** start of Text excerpt **

The maximum difference between target and calculated values is $11.4\%$. The low pressure ratio is due to the point of measurement, which is different in simulations and experiments. In the former, the pressure ratio is computed between inlet and cold outlet; in the real vortex tubes, the pressure is measured before gas enters the nozzles. It is reasonable to think that a significant pressure gradient takes place between nozzles inlet and tube inlet.

A characteristic temperature profile inside the VT is shown in Figure 9a. Taking advantage of the capabilities of the simulation, we show the result of removing the heating system (Figure 9b), i.e., the result that would be obtained with a conventional VT tube, for comparison. The effect of the heating device can be seen in the cold outlet, more marked in the corners. The cold plume (up to yellow color) penetrates slightly more into the tube than in the non-heated case. But beyond this point, no appreciable differences in the profile are discernible. This result is interesting because it shows that the new design (diverting part of the hot flow to the cold side) does not significantly alter the conditions inside the tube.

** end of Text excerpt **

▶ [Actions to take]:
(a) Retype everything in the vortex tube excerpt from "A characteristic temperature" down to "inside the tube.".
(b) According to the vortex tube excerpt, at what point is the pressure measured in the real vortex tubes?
You won't need the lines that come next.

** start of Dataset **

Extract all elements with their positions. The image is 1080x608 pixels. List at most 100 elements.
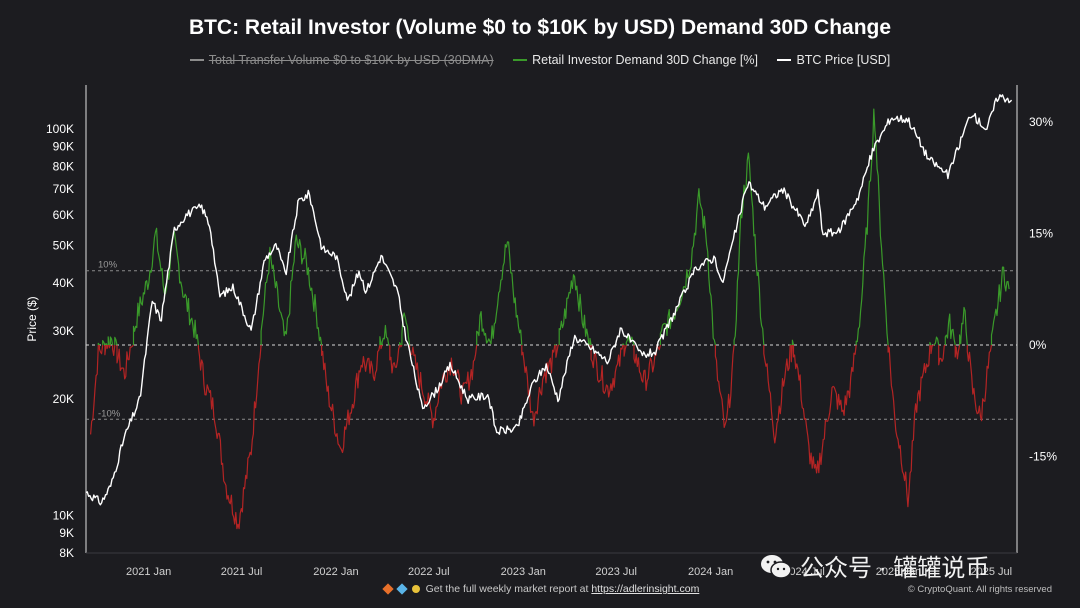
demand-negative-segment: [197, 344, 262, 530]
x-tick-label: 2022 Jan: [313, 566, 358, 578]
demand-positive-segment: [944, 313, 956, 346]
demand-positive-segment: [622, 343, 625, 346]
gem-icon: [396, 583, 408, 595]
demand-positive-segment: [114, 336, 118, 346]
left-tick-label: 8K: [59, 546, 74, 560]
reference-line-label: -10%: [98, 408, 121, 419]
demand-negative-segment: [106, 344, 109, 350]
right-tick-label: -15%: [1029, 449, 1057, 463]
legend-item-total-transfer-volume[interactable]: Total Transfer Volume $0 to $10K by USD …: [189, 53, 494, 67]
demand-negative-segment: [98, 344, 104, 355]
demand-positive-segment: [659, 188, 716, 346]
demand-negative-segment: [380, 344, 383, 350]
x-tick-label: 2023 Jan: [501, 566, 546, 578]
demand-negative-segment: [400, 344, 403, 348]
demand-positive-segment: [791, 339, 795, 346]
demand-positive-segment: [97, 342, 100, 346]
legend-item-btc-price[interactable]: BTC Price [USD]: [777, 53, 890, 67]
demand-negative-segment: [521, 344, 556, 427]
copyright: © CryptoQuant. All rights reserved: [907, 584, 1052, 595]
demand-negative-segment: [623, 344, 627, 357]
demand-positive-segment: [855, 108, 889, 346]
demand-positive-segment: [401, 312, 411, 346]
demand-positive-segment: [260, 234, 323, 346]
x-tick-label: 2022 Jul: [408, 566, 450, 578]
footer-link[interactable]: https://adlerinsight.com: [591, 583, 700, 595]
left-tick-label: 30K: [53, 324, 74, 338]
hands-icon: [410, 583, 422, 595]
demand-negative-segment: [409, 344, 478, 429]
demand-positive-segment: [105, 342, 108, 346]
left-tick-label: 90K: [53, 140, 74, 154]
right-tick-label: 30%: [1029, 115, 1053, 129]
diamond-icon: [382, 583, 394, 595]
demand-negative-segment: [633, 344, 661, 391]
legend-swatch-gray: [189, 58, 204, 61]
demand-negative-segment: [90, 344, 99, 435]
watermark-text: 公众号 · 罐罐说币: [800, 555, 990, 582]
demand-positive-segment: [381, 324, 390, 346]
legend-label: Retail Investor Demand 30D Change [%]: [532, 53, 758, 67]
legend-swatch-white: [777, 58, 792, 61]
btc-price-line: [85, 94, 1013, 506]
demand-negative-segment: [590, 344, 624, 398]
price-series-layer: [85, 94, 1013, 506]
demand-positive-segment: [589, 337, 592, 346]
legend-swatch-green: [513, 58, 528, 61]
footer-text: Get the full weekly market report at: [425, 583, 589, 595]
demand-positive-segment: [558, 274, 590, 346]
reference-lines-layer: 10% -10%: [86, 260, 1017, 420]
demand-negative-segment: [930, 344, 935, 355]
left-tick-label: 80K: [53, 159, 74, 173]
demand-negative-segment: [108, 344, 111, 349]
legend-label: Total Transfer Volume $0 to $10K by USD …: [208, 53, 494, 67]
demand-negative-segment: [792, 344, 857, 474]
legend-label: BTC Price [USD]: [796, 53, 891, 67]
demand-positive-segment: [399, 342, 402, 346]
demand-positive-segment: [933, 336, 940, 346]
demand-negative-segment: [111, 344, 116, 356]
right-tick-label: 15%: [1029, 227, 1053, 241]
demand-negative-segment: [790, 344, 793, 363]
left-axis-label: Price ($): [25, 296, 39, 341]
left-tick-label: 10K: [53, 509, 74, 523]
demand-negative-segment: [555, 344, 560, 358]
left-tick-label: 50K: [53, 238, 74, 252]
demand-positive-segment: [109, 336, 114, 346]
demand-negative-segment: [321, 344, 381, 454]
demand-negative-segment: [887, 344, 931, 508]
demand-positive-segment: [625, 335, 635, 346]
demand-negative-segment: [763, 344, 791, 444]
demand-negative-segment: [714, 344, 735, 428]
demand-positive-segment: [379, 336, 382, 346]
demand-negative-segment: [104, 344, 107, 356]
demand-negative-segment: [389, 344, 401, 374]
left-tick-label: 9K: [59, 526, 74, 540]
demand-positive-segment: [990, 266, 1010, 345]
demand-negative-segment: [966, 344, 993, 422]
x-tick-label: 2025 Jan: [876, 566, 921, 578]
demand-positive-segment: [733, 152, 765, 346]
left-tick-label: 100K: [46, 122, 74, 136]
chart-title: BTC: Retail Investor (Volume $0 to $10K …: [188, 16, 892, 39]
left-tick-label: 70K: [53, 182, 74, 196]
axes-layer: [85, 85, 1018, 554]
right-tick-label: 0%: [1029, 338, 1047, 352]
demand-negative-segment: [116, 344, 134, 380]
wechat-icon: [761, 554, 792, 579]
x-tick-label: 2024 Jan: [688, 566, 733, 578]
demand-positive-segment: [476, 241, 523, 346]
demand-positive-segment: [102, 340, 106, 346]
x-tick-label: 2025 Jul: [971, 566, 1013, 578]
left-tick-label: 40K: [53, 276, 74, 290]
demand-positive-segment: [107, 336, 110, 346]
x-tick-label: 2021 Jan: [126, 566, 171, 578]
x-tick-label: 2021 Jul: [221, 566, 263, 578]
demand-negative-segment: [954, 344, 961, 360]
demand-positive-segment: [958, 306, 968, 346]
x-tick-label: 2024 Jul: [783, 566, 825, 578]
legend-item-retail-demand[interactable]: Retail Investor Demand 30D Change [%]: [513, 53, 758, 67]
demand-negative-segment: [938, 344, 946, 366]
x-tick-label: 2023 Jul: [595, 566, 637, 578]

** end of Dataset **
** start of Dataset **

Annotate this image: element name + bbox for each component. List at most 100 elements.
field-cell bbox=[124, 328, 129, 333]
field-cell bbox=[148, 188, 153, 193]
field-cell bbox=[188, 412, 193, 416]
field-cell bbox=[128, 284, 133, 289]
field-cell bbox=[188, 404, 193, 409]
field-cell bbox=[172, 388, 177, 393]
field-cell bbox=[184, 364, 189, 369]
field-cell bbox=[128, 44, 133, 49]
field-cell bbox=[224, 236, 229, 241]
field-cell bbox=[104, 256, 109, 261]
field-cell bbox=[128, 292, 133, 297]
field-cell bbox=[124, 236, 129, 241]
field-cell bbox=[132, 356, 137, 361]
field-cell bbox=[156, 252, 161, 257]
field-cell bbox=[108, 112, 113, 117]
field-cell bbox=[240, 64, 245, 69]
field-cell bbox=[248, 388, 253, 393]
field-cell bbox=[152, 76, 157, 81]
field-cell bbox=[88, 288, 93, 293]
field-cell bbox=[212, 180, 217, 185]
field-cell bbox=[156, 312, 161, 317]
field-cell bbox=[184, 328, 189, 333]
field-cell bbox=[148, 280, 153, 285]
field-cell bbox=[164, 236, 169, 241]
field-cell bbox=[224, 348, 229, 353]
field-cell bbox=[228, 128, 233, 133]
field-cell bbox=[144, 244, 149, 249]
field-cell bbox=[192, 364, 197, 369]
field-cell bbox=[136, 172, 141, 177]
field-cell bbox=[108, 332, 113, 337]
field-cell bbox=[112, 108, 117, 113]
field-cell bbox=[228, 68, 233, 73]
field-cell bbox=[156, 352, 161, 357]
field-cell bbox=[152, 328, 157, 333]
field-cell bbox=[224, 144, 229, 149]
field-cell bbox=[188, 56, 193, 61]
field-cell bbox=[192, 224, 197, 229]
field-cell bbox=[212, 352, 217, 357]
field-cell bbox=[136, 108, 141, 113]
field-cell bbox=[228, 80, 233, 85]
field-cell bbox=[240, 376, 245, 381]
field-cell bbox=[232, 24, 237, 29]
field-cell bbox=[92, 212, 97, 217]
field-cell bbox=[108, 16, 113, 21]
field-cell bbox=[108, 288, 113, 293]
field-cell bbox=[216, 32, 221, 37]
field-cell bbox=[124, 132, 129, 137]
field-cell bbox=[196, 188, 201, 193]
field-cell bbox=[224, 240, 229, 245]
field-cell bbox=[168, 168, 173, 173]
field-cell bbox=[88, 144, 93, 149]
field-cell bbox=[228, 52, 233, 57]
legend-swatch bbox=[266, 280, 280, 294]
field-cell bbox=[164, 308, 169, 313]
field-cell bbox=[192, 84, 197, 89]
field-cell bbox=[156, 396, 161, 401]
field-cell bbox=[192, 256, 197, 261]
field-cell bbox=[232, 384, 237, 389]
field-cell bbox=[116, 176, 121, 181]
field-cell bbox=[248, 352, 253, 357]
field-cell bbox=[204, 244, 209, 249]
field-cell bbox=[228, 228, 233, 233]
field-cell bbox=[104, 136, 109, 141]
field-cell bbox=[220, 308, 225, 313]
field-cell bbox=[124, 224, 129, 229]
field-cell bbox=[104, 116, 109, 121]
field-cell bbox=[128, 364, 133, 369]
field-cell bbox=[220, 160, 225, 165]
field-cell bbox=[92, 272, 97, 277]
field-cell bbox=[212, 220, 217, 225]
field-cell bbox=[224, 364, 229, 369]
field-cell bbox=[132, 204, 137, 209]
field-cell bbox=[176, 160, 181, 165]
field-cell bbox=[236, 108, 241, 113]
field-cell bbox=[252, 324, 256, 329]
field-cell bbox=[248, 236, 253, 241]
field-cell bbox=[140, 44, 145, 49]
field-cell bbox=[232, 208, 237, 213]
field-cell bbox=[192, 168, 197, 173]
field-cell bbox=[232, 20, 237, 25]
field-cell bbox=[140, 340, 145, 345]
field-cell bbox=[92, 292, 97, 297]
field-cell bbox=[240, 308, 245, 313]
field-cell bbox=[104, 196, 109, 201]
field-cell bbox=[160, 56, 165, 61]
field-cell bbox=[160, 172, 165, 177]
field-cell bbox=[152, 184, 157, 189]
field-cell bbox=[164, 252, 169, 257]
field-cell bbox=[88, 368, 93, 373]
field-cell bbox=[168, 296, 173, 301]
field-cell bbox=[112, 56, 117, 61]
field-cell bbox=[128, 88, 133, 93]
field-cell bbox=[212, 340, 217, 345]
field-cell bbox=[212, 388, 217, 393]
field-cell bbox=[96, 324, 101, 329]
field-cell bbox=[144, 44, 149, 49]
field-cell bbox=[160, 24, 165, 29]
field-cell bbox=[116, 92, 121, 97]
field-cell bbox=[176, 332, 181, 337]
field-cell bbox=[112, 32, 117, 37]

** end of Dataset **

▶ [Expected answers]:
(a)
A characteristic temperature profile inside the VT is shown in Figure 9a. Taking advantage of the capabilities of the simulation, we show the result of removing the heating system (Figure 9b), i.e., the result that would be obtained with a conventional VT tube, for comparison. The effect of the heating device can be seen in the cold outlet, more marked in the corners. The cold plume (up to yellow color) penetrates slightly more into the tube than in the non-heated case. But beyond this point, no appreciable differences in the profile are discernible. This result is interesting because it shows that the new design (diverting part of the hot flow to the cold side) does not significantly alter the conditions inside the tube.

(b) Before the gas enters the nozzles.